Give the entries again exactly, every one of them.

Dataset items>
★ ★ ★ ★

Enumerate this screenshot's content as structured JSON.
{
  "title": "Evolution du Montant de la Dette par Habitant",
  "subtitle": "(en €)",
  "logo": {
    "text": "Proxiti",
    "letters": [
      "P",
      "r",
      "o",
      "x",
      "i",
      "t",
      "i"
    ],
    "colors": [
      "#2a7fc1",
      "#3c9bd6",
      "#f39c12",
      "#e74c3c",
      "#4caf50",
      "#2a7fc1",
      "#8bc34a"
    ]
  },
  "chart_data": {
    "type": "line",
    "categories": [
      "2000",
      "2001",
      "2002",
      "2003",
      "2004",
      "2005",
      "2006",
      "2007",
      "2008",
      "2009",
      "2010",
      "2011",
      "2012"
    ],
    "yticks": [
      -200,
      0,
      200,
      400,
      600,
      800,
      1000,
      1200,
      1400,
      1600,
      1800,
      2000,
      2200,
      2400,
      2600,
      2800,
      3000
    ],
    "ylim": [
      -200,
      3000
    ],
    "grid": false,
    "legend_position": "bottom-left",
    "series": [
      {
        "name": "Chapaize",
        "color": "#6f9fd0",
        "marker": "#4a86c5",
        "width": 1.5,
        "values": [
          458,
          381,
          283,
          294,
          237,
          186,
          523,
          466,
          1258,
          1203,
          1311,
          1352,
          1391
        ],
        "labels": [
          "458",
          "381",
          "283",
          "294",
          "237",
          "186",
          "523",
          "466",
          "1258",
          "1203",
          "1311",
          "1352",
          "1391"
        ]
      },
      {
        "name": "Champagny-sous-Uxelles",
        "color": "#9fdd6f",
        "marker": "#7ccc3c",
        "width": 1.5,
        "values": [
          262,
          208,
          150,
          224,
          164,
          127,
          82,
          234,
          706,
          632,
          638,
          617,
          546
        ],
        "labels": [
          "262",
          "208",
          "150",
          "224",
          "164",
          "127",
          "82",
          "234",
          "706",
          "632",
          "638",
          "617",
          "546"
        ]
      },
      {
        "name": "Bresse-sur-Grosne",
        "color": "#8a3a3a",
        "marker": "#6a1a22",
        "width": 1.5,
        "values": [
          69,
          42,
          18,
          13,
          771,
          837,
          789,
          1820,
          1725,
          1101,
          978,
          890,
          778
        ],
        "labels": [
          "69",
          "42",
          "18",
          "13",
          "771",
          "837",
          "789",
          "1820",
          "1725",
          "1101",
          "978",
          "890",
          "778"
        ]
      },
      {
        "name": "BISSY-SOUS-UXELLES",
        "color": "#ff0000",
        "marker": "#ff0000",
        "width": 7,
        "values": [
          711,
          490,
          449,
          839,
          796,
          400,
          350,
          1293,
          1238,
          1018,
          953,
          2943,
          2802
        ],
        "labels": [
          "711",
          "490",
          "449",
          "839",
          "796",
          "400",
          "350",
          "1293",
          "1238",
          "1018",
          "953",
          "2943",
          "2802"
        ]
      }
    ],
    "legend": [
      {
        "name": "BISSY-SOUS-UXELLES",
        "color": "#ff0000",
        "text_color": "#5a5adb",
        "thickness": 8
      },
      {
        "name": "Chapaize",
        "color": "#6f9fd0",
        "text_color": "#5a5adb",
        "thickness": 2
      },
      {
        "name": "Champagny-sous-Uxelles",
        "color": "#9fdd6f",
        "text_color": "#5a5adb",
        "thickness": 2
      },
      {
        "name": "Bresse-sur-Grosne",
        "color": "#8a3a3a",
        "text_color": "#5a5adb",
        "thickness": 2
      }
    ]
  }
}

★ ★ ★ ★

REPLY>
Enumerate this screenshot's content as structured JSON.
{
  "title": "Evolution du Montant de la Dette par Habitant",
  "subtitle": "(en €)",
  "logo": {
    "text": "Proxiti",
    "letters": [
      "P",
      "r",
      "o",
      "x",
      "i",
      "t",
      "i"
    ],
    "colors": [
      "#2a7fc1",
      "#3c9bd6",
      "#f39c12",
      "#e74c3c",
      "#4caf50",
      "#2a7fc1",
      "#8bc34a"
    ]
  },
  "chart_data": {
    "type": "line",
    "categories": [
      "2000",
      "2001",
      "2002",
      "2003",
      "2004",
      "2005",
      "2006",
      "2007",
      "2008",
      "2009",
      "2010",
      "2011",
      "2012"
    ],
    "yticks": [
      -200,
      0,
      200,
      400,
      600,
      800,
      1000,
      1200,
      1400,
      1600,
      1800,
      2000,
      2200,
      2400,
      2600,
      2800,
      3000
    ],
    "ylim": [
      -200,
      3000
    ],
    "grid": false,
    "legend_position": "bottom-left",
    "series": [
      {
        "name": "Chapaize",
        "color": "#6f9fd0",
        "marker": "#4a86c5",
        "width": 1.5,
        "values": [
          458,
          381,
          283,
          294,
          237,
          186,
          523,
          466,
          1258,
          1203,
          1311,
          1352,
          1391
        ],
        "labels": [
          "458",
          "381",
          "283",
          "294",
          "237",
          "186",
          "523",
          "466",
          "1258",
          "1203",
          "1311",
          "1352",
          "1391"
        ]
      },
      {
        "name": "Champagny-sous-Uxelles",
        "color": "#9fdd6f",
        "marker": "#7ccc3c",
        "width": 1.5,
        "values": [
          262,
          208,
          150,
          224,
          164,
          127,
          82,
          234,
          706,
          632,
          638,
          617,
          546
        ],
        "labels": [
          "262",
          "208",
          "150",
          "224",
          "164",
          "127",
          "82",
          "234",
          "706",
          "632",
          "638",
          "617",
          "546"
        ]
      },
      {
        "name": "Bresse-sur-Grosne",
        "color": "#8a3a3a",
        "marker": "#6a1a22",
        "width": 1.5,
        "values": [
          69,
          42,
          18,
          13,
          771,
          837,
          789,
          1820,
          1725,
          1101,
          978,
          890,
          778
        ],
        "labels": [
          "69",
          "42",
          "18",
          "13",
          "771",
          "837",
          "789",
          "1820",
          "1725",
          "1101",
          "978",
          "890",
          "778"
        ]
      },
      {
        "name": "BISSY-SOUS-UXELLES",
        "color": "#ff0000",
        "marker": "#ff0000",
        "width": 7,
        "values": [
          711,
          490,
          449,
          839,
          796,
          400,
          350,
          1293,
          1238,
          1018,
          953,
          2943,
          2802
        ],
        "labels": [
          "711",
          "490",
          "449",
          "839",
          "796",
          "400",
          "350",
          "1293",
          "1238",
          "1018",
          "953",
          "2943",
          "2802"
        ]
      }
    ],
    "legend": [
      {
        "name": "BISSY-SOUS-UXELLES",
        "color": "#ff0000",
        "text_color": "#5a5adb",
        "thickness": 8
      },
      {
        "name": "Chapaize",
        "color": "#6f9fd0",
        "text_color": "#5a5adb",
        "thickness": 2
      },
      {
        "name": "Champagny-sous-Uxelles",
        "color": "#9fdd6f",
        "text_color": "#5a5adb",
        "thickness": 2
      },
      {
        "name": "Bresse-sur-Grosne",
        "color": "#8a3a3a",
        "text_color": "#5a5adb",
        "thickness": 2
      }
    ]
  }
}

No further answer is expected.